• _Source records_
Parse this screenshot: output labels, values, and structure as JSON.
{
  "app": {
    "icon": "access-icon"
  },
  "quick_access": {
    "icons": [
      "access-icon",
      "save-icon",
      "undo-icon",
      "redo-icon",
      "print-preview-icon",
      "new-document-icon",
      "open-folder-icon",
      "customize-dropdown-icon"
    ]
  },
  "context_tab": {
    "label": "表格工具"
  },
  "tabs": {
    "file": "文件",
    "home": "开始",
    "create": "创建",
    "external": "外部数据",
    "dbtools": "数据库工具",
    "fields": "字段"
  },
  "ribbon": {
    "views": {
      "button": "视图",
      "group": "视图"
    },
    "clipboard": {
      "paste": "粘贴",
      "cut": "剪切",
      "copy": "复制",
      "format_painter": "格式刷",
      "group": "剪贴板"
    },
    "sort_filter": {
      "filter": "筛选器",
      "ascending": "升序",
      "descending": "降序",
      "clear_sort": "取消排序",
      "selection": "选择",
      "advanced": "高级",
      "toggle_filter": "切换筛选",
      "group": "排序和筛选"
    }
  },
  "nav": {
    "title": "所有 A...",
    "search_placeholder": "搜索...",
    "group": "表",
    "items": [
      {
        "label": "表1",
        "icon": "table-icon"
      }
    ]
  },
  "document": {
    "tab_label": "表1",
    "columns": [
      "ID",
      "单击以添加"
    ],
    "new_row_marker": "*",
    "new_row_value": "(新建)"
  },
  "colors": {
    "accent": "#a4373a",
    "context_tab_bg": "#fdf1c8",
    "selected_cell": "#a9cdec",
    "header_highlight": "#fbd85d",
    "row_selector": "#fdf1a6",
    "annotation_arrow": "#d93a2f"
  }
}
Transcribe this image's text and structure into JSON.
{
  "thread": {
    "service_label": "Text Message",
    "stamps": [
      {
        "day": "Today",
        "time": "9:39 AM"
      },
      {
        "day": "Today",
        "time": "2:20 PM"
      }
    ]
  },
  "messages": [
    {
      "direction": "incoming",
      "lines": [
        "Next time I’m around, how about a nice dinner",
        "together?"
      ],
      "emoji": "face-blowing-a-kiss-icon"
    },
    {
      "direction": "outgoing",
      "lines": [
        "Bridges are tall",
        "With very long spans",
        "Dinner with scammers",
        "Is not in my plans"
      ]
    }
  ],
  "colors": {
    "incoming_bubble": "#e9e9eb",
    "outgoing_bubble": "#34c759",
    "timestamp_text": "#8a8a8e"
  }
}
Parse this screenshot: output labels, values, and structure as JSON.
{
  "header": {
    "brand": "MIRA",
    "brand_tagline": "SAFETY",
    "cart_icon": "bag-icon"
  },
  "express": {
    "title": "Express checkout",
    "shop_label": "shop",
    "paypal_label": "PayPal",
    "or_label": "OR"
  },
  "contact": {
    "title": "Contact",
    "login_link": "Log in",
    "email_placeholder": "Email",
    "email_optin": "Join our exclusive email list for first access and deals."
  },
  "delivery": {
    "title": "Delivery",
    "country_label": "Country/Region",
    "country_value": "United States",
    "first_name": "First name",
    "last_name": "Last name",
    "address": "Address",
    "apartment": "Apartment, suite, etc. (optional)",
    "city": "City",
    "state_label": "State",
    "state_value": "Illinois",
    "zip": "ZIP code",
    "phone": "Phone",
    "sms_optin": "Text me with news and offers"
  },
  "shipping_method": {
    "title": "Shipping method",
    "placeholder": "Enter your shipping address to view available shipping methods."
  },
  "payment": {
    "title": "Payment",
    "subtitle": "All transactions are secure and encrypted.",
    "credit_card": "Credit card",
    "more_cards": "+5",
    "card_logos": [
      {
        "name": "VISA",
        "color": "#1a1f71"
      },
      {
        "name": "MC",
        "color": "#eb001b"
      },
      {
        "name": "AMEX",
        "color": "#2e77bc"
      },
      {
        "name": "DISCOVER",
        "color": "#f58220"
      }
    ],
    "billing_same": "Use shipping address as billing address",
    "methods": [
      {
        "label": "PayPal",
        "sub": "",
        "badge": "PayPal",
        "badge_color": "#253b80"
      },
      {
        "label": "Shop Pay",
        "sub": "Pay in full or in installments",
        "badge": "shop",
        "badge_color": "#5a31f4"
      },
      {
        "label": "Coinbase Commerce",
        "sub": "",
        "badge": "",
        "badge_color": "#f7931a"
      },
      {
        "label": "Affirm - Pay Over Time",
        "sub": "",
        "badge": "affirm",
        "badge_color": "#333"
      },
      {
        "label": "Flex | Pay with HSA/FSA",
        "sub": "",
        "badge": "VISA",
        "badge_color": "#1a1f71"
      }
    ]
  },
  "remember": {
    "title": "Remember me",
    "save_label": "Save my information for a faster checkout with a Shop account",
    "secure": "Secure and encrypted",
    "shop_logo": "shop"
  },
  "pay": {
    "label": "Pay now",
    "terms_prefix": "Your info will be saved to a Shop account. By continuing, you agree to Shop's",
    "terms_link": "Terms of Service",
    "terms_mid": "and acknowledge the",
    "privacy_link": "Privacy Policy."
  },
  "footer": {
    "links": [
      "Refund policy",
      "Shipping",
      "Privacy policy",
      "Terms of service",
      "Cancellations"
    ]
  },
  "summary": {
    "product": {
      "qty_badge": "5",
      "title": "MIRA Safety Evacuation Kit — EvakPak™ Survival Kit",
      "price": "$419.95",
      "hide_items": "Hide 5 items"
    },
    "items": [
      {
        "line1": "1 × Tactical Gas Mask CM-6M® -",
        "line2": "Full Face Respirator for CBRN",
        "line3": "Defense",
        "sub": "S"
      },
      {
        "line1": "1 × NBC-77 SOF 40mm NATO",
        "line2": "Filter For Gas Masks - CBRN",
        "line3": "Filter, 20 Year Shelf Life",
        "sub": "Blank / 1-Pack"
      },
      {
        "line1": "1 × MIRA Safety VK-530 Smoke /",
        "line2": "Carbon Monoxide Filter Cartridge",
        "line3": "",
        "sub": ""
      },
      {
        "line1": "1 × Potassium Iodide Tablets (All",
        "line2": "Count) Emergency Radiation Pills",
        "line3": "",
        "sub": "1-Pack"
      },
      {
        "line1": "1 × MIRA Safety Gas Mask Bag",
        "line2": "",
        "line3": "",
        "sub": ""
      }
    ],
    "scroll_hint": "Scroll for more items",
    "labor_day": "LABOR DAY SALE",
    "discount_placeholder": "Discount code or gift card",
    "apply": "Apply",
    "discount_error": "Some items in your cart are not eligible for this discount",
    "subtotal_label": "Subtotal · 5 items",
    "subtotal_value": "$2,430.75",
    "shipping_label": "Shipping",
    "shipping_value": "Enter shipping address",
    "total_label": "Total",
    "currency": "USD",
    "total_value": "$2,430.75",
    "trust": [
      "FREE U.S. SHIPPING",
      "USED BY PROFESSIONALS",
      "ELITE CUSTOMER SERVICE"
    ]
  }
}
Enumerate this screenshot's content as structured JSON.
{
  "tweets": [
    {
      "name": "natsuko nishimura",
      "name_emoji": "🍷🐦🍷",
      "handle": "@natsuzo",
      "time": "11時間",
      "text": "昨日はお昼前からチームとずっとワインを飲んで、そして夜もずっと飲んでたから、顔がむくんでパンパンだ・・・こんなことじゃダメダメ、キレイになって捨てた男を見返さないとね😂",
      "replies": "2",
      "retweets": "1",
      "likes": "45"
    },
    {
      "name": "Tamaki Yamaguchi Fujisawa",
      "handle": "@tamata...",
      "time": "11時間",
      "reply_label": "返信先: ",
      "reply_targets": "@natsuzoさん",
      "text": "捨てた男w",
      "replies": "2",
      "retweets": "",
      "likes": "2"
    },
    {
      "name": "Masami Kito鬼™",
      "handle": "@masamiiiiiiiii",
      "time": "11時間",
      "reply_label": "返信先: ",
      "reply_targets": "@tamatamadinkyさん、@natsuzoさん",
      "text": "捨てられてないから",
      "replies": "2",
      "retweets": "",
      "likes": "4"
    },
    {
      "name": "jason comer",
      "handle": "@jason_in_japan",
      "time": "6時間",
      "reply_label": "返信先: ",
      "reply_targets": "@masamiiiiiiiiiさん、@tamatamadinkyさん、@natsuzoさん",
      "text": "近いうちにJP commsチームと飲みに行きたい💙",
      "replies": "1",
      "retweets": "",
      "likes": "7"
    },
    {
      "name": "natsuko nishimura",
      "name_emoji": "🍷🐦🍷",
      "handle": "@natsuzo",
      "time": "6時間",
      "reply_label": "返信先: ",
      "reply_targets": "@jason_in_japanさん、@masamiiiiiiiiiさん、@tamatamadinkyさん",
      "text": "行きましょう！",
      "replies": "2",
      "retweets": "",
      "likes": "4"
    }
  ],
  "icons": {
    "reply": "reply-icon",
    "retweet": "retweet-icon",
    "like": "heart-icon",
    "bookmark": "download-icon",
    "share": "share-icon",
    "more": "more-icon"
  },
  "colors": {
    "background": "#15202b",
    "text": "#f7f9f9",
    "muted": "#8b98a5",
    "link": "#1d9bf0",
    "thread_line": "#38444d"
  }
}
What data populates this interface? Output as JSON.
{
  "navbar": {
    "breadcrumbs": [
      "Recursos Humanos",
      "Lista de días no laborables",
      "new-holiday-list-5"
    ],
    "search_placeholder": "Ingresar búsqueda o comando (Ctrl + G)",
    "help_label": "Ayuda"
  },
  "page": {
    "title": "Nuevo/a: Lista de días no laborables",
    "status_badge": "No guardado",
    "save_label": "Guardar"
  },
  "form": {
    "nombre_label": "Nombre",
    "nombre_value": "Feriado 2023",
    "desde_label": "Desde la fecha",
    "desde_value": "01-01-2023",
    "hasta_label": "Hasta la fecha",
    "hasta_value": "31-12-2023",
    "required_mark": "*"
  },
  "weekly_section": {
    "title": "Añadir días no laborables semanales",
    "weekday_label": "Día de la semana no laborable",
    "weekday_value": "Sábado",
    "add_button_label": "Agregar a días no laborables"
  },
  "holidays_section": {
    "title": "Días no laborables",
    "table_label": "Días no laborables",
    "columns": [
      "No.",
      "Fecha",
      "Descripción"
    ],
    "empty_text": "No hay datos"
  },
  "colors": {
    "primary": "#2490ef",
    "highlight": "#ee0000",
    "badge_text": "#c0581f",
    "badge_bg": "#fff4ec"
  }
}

• _Brief_
From the entries above, copy every line that holds the word "CBRN".

• _Exercise result_
        "line2": "Full Face Respirator for CBRN",
        "line2": "Filter For Gas Masks - CBRN",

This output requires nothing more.